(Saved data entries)
-------

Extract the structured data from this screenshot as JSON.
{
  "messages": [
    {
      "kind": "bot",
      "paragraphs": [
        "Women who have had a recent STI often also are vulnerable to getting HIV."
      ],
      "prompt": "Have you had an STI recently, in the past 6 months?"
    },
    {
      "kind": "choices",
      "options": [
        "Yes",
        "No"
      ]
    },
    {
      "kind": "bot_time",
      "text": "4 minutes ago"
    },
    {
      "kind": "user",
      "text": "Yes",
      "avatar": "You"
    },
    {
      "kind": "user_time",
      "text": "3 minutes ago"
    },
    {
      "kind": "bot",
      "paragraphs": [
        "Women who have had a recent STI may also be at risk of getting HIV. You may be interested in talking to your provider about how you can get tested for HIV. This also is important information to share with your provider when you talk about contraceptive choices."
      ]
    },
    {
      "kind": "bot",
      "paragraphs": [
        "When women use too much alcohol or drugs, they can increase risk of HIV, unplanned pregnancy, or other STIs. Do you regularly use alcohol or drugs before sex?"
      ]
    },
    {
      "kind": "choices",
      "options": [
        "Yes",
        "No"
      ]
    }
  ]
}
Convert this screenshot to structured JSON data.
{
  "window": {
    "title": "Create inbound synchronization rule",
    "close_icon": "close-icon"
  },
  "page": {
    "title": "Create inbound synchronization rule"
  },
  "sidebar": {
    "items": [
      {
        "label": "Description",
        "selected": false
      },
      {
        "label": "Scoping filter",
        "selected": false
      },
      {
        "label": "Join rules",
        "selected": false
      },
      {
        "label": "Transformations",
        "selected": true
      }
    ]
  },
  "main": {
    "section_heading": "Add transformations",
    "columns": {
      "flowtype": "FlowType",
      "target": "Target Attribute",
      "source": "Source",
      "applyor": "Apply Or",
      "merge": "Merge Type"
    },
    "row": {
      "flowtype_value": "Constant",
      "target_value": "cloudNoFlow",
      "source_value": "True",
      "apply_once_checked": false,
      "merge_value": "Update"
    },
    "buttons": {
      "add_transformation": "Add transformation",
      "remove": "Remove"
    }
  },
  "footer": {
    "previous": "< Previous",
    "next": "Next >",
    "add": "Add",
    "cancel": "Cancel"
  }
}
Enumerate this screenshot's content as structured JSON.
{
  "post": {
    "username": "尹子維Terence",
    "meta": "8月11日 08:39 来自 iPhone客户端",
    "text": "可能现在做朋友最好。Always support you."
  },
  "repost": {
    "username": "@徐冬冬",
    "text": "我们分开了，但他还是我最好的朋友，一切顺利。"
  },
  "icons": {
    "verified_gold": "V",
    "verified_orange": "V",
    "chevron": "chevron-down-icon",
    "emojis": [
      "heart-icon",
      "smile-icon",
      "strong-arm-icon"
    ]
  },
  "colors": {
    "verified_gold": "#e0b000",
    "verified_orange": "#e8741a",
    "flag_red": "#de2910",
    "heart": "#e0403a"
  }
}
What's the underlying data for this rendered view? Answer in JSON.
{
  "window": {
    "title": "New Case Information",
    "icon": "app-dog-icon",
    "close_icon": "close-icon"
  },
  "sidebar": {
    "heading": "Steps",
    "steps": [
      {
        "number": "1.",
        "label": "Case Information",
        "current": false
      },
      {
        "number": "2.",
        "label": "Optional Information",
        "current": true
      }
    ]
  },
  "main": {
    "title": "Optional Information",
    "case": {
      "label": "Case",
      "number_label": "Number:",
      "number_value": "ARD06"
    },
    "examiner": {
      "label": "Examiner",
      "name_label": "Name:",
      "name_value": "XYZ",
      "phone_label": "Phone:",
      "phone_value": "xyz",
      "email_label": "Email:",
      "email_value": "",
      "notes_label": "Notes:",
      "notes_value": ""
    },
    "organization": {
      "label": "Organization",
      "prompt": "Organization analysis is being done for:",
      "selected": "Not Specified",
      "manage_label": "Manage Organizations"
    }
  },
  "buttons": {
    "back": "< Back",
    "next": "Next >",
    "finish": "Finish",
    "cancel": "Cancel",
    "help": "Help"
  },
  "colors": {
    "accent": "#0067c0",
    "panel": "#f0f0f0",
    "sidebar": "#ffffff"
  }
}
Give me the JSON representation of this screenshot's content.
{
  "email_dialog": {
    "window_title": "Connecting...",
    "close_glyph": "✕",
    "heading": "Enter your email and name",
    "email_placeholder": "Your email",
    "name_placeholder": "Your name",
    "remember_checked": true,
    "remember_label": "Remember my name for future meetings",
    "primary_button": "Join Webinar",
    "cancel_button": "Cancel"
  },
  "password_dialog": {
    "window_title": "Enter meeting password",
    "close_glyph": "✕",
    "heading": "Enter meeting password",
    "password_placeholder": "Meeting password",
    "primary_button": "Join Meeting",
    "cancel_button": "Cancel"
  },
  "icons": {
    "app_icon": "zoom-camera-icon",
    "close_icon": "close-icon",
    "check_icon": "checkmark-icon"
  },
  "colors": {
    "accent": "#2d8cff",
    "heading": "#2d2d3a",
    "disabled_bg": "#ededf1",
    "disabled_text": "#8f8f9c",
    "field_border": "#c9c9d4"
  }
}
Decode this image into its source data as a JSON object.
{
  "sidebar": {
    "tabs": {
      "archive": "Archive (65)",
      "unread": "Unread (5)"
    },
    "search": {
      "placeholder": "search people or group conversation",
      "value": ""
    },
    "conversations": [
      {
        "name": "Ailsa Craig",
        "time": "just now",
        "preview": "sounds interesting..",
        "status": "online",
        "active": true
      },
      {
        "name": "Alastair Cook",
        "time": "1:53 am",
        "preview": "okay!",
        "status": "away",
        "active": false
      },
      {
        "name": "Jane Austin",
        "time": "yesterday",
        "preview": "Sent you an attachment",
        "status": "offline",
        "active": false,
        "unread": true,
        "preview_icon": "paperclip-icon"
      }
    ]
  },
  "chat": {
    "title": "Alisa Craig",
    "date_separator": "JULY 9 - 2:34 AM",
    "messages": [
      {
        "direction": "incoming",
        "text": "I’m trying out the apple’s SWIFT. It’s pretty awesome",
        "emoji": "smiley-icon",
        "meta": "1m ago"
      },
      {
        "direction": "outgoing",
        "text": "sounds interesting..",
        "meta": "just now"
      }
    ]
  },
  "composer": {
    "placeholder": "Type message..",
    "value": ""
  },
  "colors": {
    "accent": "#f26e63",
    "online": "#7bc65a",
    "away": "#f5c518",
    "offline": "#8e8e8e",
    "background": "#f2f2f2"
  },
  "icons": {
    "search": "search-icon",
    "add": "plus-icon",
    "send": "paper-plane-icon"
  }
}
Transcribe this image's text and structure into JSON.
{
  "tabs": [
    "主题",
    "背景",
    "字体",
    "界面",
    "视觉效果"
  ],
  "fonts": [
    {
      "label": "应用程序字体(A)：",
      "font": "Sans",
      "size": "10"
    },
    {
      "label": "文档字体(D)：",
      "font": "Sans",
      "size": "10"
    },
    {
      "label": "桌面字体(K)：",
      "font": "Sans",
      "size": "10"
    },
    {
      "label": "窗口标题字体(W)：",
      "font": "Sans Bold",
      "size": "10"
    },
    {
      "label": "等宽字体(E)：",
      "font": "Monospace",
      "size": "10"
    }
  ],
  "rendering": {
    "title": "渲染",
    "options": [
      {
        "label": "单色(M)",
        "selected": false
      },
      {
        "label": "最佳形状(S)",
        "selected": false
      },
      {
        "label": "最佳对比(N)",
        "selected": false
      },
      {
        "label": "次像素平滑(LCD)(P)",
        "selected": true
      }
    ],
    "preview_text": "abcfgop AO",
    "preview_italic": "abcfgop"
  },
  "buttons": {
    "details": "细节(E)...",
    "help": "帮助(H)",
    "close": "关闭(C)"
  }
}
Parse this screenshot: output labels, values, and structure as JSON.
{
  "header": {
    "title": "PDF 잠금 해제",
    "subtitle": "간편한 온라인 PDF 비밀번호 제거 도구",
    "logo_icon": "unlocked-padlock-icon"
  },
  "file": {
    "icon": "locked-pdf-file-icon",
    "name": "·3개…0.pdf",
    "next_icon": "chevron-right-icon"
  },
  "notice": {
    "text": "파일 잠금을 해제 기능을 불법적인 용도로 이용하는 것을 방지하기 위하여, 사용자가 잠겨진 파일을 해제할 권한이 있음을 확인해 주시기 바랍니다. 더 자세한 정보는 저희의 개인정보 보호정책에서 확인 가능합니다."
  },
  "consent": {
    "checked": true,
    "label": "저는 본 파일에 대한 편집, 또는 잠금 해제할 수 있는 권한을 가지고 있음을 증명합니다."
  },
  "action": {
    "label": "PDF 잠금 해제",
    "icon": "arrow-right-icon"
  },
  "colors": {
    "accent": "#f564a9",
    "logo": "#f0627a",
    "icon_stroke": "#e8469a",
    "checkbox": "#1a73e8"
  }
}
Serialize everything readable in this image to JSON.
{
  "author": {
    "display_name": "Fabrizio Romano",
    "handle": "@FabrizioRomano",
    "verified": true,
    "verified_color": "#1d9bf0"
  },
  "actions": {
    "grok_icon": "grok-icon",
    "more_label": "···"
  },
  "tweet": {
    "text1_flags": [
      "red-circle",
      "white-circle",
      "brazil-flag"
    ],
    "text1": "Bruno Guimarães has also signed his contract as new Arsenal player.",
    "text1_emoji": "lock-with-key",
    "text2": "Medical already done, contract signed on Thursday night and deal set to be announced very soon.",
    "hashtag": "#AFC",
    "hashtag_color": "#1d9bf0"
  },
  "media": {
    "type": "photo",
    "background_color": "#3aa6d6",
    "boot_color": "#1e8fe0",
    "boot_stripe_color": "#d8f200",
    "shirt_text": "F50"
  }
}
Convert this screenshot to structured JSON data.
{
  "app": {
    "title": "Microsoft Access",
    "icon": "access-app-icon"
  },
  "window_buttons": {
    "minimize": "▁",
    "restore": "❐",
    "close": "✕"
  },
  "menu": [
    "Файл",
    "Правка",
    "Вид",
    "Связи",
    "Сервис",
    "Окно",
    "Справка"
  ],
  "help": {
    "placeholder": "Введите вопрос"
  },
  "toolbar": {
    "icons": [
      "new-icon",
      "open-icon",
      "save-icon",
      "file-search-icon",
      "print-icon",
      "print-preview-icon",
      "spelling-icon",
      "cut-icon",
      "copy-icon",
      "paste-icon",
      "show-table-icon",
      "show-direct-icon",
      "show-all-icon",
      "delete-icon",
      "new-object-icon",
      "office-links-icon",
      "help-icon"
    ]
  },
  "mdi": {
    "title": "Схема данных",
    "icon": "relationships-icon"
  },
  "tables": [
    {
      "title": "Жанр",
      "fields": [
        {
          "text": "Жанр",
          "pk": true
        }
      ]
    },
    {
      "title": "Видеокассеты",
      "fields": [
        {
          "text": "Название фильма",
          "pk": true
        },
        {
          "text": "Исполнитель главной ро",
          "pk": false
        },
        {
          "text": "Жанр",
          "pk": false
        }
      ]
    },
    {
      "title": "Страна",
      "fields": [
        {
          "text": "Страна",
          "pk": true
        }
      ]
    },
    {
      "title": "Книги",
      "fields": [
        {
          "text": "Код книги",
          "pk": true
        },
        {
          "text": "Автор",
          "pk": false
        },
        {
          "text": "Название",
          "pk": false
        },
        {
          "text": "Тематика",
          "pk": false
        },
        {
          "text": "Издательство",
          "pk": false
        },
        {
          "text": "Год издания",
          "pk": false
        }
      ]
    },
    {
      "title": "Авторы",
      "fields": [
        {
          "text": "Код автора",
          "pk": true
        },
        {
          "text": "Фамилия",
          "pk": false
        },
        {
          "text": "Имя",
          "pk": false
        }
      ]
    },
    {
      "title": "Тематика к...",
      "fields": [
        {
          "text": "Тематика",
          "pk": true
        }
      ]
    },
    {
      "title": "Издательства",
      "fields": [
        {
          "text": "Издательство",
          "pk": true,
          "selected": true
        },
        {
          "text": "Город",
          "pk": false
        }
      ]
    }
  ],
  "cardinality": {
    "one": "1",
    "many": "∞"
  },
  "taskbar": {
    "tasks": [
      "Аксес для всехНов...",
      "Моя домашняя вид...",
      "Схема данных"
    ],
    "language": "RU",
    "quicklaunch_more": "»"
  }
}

-------

## Task to complete
What number of lines in the records contain the word "synchronization"? Answer with that number alone.

## Written reply
2